Repeat every line of the listing below exactly, minus the pictures.

§ **Dataset entries**
§

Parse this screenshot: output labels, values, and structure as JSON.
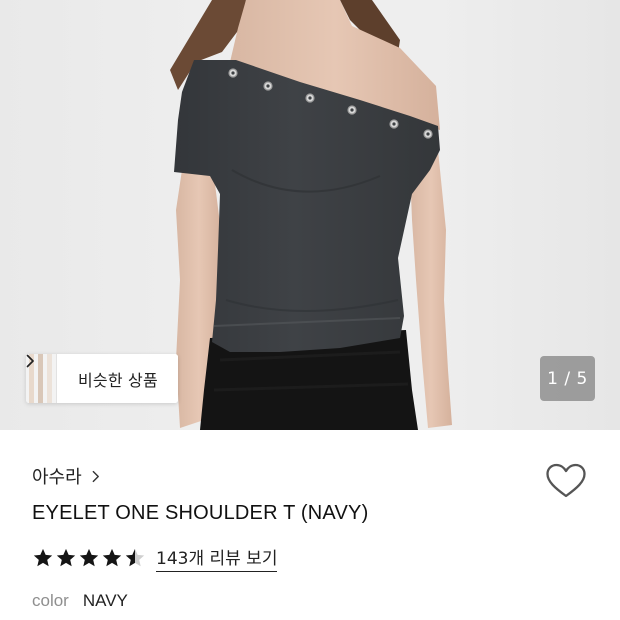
{
  "gallery": {
    "similar_label": "비슷한 상품",
    "counter": "1 / 5"
  },
  "product": {
    "brand": "아수라",
    "title": "EYELET ONE SHOULDER T (NAVY)",
    "rating": 4.5,
    "reviews_link": "143개 리뷰 보기",
    "color_label": "color",
    "color_value": "NAVY"
  },
  "colors": {
    "shirt": "#3d4043",
    "skirt": "#141414",
    "star": "#151515",
    "star_empty": "#cfcfcf",
    "counter_bg": "#6e6e6e"
  },
  "icons": {
    "heart": "heart-outline-icon",
    "chevron": "chevron-right-icon",
    "star": "star-icon"
  }
}
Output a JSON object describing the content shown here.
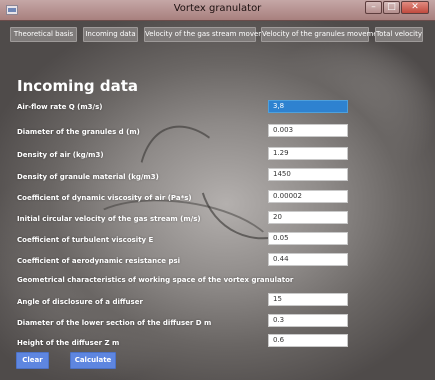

§

§ **Exercise solution**
Parse this screenshot: output labels, values, and structure as JSON.
{
  "gallery": {
    "similar_label": "비슷한 상품",
    "counter": "1 / 5"
  },
  "product": {
    "brand": "아수라",
    "title": "EYELET ONE SHOULDER T (NAVY)",
    "rating": 4.5,
    "reviews_link": "143개 리뷰 보기",
    "color_label": "color",
    "color_value": "NAVY"
  },
  "colors": {
    "shirt": "#3d4043",
    "skirt": "#141414",
    "star": "#151515",
    "star_empty": "#cfcfcf",
    "counter_bg": "#6e6e6e"
  },
  "icons": {
    "heart": "heart-outline-icon",
    "chevron": "chevron-right-icon",
    "star": "star-icon"
  }
}
Output a JSON object describing the content shown here.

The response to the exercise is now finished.